## TASK DATA

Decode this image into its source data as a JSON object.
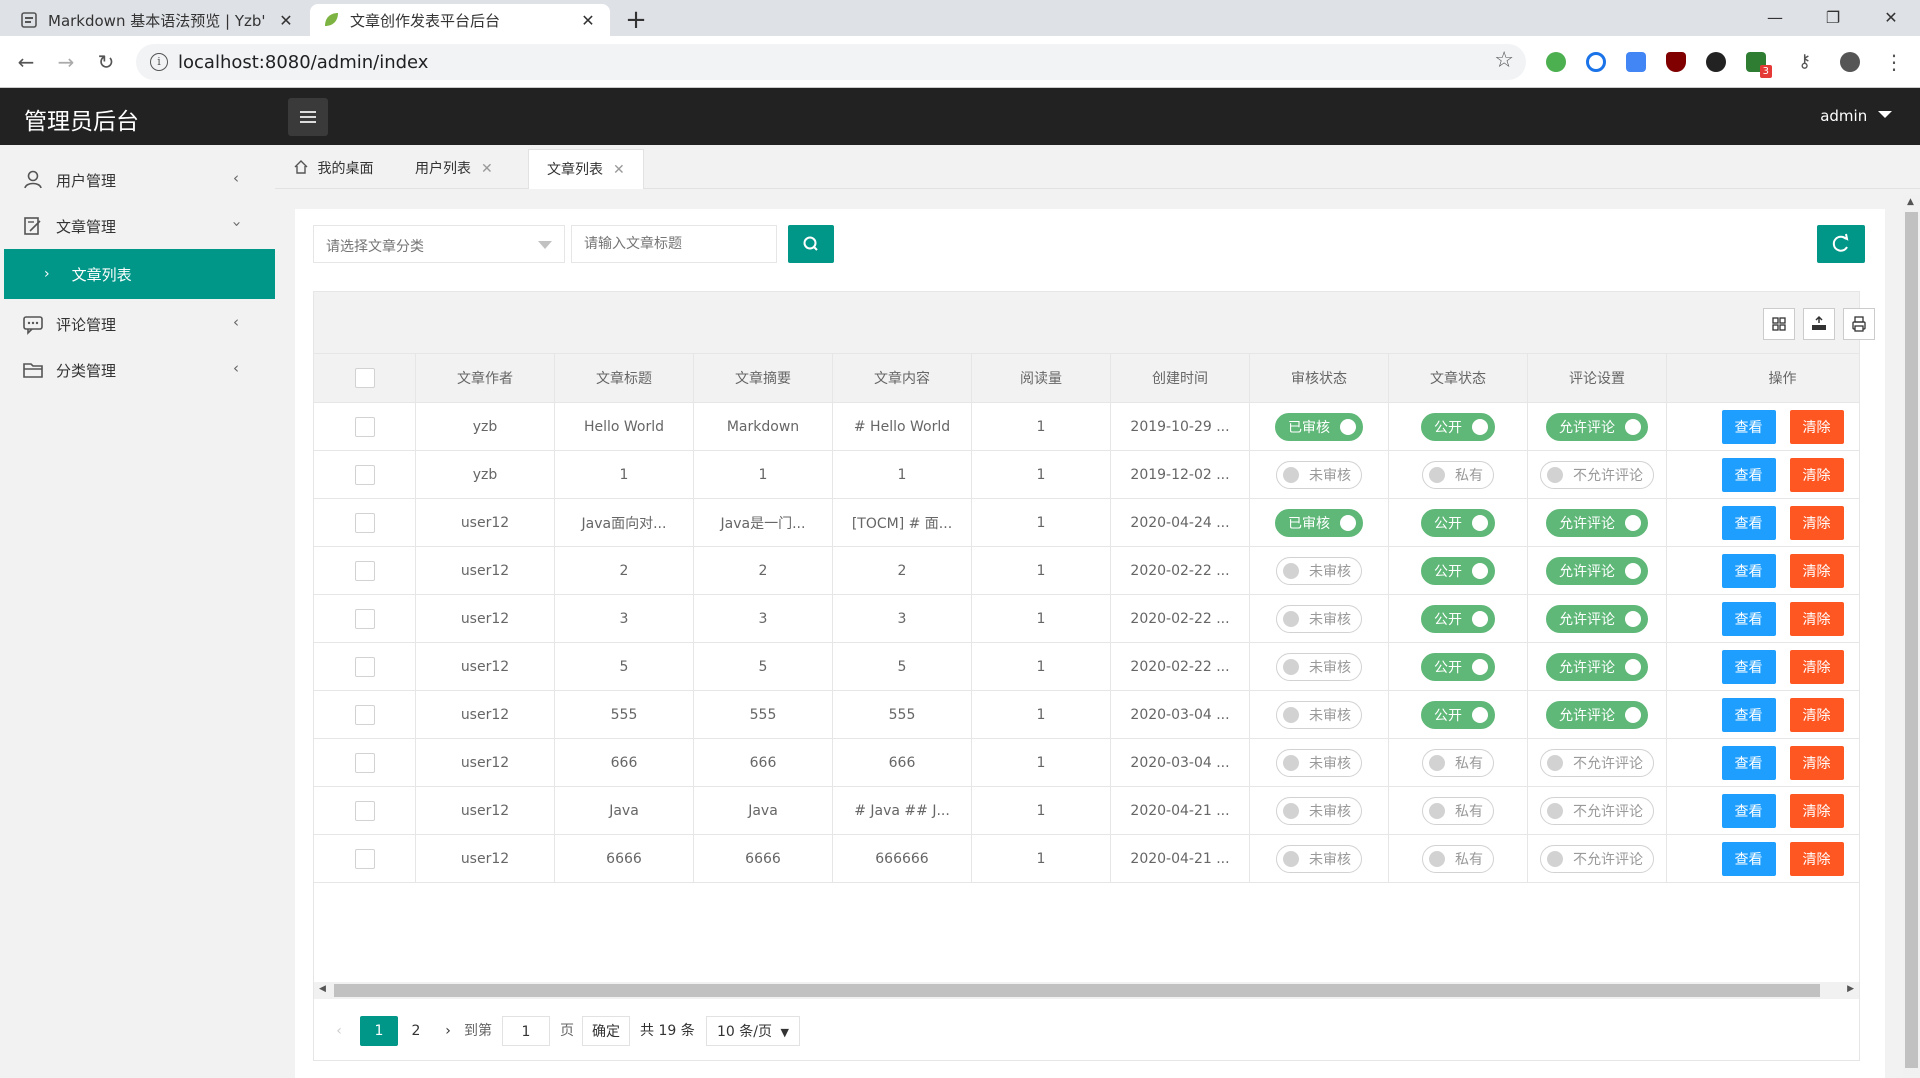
{
  "browser": {
    "tabs": [
      {
        "title": "Markdown 基本语法预览 | Yzb'",
        "active": false
      },
      {
        "title": "文章创作发表平台后台",
        "active": true
      }
    ],
    "url": "localhost:8080/admin/index",
    "extension_badge": "3"
  },
  "app": {
    "logo": "管理员后台",
    "user": "admin"
  },
  "sidebar": {
    "items": [
      {
        "label": "用户管理",
        "icon": "user-icon"
      },
      {
        "label": "文章管理",
        "icon": "edit-icon"
      },
      {
        "label": "文章列表",
        "icon": "chevron-right-icon"
      },
      {
        "label": "评论管理",
        "icon": "comment-icon"
      },
      {
        "label": "分类管理",
        "icon": "folder-icon"
      }
    ]
  },
  "page_tabs": [
    {
      "label": "我的桌面"
    },
    {
      "label": "用户列表"
    },
    {
      "label": "文章列表"
    }
  ],
  "search": {
    "category_placeholder": "请选择文章分类",
    "title_placeholder": "请输入文章标题"
  },
  "table": {
    "headers": [
      "文章作者",
      "文章标题",
      "文章摘要",
      "文章内容",
      "阅读量",
      "创建时间",
      "审核状态",
      "文章状态",
      "评论设置",
      "操作"
    ],
    "rows": [
      {
        "author": "yzb",
        "title": "Hello World",
        "summary": "Markdown",
        "content": "# Hello World",
        "reads": "1",
        "created": "2019-10-29 ...",
        "audit": "已审核",
        "audit_on": true,
        "status": "公开",
        "status_on": true,
        "comment": "允许评论",
        "comment_on": true
      },
      {
        "author": "yzb",
        "title": "1",
        "summary": "1",
        "content": "1",
        "reads": "1",
        "created": "2019-12-02 ...",
        "audit": "未审核",
        "audit_on": false,
        "status": "私有",
        "status_on": false,
        "comment": "不允许评论",
        "comment_on": false
      },
      {
        "author": "user12",
        "title": "Java面向对...",
        "summary": "Java是一门...",
        "content": "[TOCM] # 面...",
        "reads": "1",
        "created": "2020-04-24 ...",
        "audit": "已审核",
        "audit_on": true,
        "status": "公开",
        "status_on": true,
        "comment": "允许评论",
        "comment_on": true
      },
      {
        "author": "user12",
        "title": "2",
        "summary": "2",
        "content": "2",
        "reads": "1",
        "created": "2020-02-22 ...",
        "audit": "未审核",
        "audit_on": false,
        "status": "公开",
        "status_on": true,
        "comment": "允许评论",
        "comment_on": true
      },
      {
        "author": "user12",
        "title": "3",
        "summary": "3",
        "content": "3",
        "reads": "1",
        "created": "2020-02-22 ...",
        "audit": "未审核",
        "audit_on": false,
        "status": "公开",
        "status_on": true,
        "comment": "允许评论",
        "comment_on": true
      },
      {
        "author": "user12",
        "title": "5",
        "summary": "5",
        "content": "5",
        "reads": "1",
        "created": "2020-02-22 ...",
        "audit": "未审核",
        "audit_on": false,
        "status": "公开",
        "status_on": true,
        "comment": "允许评论",
        "comment_on": true
      },
      {
        "author": "user12",
        "title": "555",
        "summary": "555",
        "content": "555",
        "reads": "1",
        "created": "2020-03-04 ...",
        "audit": "未审核",
        "audit_on": false,
        "status": "公开",
        "status_on": true,
        "comment": "允许评论",
        "comment_on": true
      },
      {
        "author": "user12",
        "title": "666",
        "summary": "666",
        "content": "666",
        "reads": "1",
        "created": "2020-03-04 ...",
        "audit": "未审核",
        "audit_on": false,
        "status": "私有",
        "status_on": false,
        "comment": "不允许评论",
        "comment_on": false
      },
      {
        "author": "user12",
        "title": "Java",
        "summary": "Java",
        "content": "# Java ## J...",
        "reads": "1",
        "created": "2020-04-21 ...",
        "audit": "未审核",
        "audit_on": false,
        "status": "私有",
        "status_on": false,
        "comment": "不允许评论",
        "comment_on": false
      },
      {
        "author": "user12",
        "title": "6666",
        "summary": "6666",
        "content": "666666",
        "reads": "1",
        "created": "2020-04-21 ...",
        "audit": "未审核",
        "audit_on": false,
        "status": "私有",
        "status_on": false,
        "comment": "不允许评论",
        "comment_on": false
      }
    ],
    "view_label": "查看",
    "delete_label": "清除"
  },
  "pager": {
    "pages": [
      "1",
      "2"
    ],
    "current": "1",
    "goto_label": "到第",
    "goto_value": "1",
    "page_unit": "页",
    "confirm_label": "确定",
    "total": "共 19 条",
    "page_size": "10 条/页"
  },
  "colors": {
    "primary": "#009688",
    "switch_on": "#5fb878",
    "view": "#1e9fff",
    "delete": "#ff5722",
    "header_bg": "#222222"
  }
}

## TASK PROMPT
Leave out all pictures, then copy the remaining material exactly.

## EXERCISE RESPONSE
Decode this image into its source data as a JSON object.
{
  "browser": {
    "tabs": [
      {
        "title": "Markdown 基本语法预览 | Yzb'",
        "active": false
      },
      {
        "title": "文章创作发表平台后台",
        "active": true
      }
    ],
    "url": "localhost:8080/admin/index",
    "extension_badge": "3"
  },
  "app": {
    "logo": "管理员后台",
    "user": "admin"
  },
  "sidebar": {
    "items": [
      {
        "label": "用户管理",
        "icon": "user-icon"
      },
      {
        "label": "文章管理",
        "icon": "edit-icon"
      },
      {
        "label": "文章列表",
        "icon": "chevron-right-icon"
      },
      {
        "label": "评论管理",
        "icon": "comment-icon"
      },
      {
        "label": "分类管理",
        "icon": "folder-icon"
      }
    ]
  },
  "page_tabs": [
    {
      "label": "我的桌面"
    },
    {
      "label": "用户列表"
    },
    {
      "label": "文章列表"
    }
  ],
  "search": {
    "category_placeholder": "请选择文章分类",
    "title_placeholder": "请输入文章标题"
  },
  "table": {
    "headers": [
      "文章作者",
      "文章标题",
      "文章摘要",
      "文章内容",
      "阅读量",
      "创建时间",
      "审核状态",
      "文章状态",
      "评论设置",
      "操作"
    ],
    "rows": [
      {
        "author": "yzb",
        "title": "Hello World",
        "summary": "Markdown",
        "content": "# Hello World",
        "reads": "1",
        "created": "2019-10-29 ...",
        "audit": "已审核",
        "audit_on": true,
        "status": "公开",
        "status_on": true,
        "comment": "允许评论",
        "comment_on": true
      },
      {
        "author": "yzb",
        "title": "1",
        "summary": "1",
        "content": "1",
        "reads": "1",
        "created": "2019-12-02 ...",
        "audit": "未审核",
        "audit_on": false,
        "status": "私有",
        "status_on": false,
        "comment": "不允许评论",
        "comment_on": false
      },
      {
        "author": "user12",
        "title": "Java面向对...",
        "summary": "Java是一门...",
        "content": "[TOCM] # 面...",
        "reads": "1",
        "created": "2020-04-24 ...",
        "audit": "已审核",
        "audit_on": true,
        "status": "公开",
        "status_on": true,
        "comment": "允许评论",
        "comment_on": true
      },
      {
        "author": "user12",
        "title": "2",
        "summary": "2",
        "content": "2",
        "reads": "1",
        "created": "2020-02-22 ...",
        "audit": "未审核",
        "audit_on": false,
        "status": "公开",
        "status_on": true,
        "comment": "允许评论",
        "comment_on": true
      },
      {
        "author": "user12",
        "title": "3",
        "summary": "3",
        "content": "3",
        "reads": "1",
        "created": "2020-02-22 ...",
        "audit": "未审核",
        "audit_on": false,
        "status": "公开",
        "status_on": true,
        "comment": "允许评论",
        "comment_on": true
      },
      {
        "author": "user12",
        "title": "5",
        "summary": "5",
        "content": "5",
        "reads": "1",
        "created": "2020-02-22 ...",
        "audit": "未审核",
        "audit_on": false,
        "status": "公开",
        "status_on": true,
        "comment": "允许评论",
        "comment_on": true
      },
      {
        "author": "user12",
        "title": "555",
        "summary": "555",
        "content": "555",
        "reads": "1",
        "created": "2020-03-04 ...",
        "audit": "未审核",
        "audit_on": false,
        "status": "公开",
        "status_on": true,
        "comment": "允许评论",
        "comment_on": true
      },
      {
        "author": "user12",
        "title": "666",
        "summary": "666",
        "content": "666",
        "reads": "1",
        "created": "2020-03-04 ...",
        "audit": "未审核",
        "audit_on": false,
        "status": "私有",
        "status_on": false,
        "comment": "不允许评论",
        "comment_on": false
      },
      {
        "author": "user12",
        "title": "Java",
        "summary": "Java",
        "content": "# Java ## J...",
        "reads": "1",
        "created": "2020-04-21 ...",
        "audit": "未审核",
        "audit_on": false,
        "status": "私有",
        "status_on": false,
        "comment": "不允许评论",
        "comment_on": false
      },
      {
        "author": "user12",
        "title": "6666",
        "summary": "6666",
        "content": "666666",
        "reads": "1",
        "created": "2020-04-21 ...",
        "audit": "未审核",
        "audit_on": false,
        "status": "私有",
        "status_on": false,
        "comment": "不允许评论",
        "comment_on": false
      }
    ],
    "view_label": "查看",
    "delete_label": "清除"
  },
  "pager": {
    "pages": [
      "1",
      "2"
    ],
    "current": "1",
    "goto_label": "到第",
    "goto_value": "1",
    "page_unit": "页",
    "confirm_label": "确定",
    "total": "共 19 条",
    "page_size": "10 条/页"
  },
  "colors": {
    "primary": "#009688",
    "switch_on": "#5fb878",
    "view": "#1e9fff",
    "delete": "#ff5722",
    "header_bg": "#222222"
  }
}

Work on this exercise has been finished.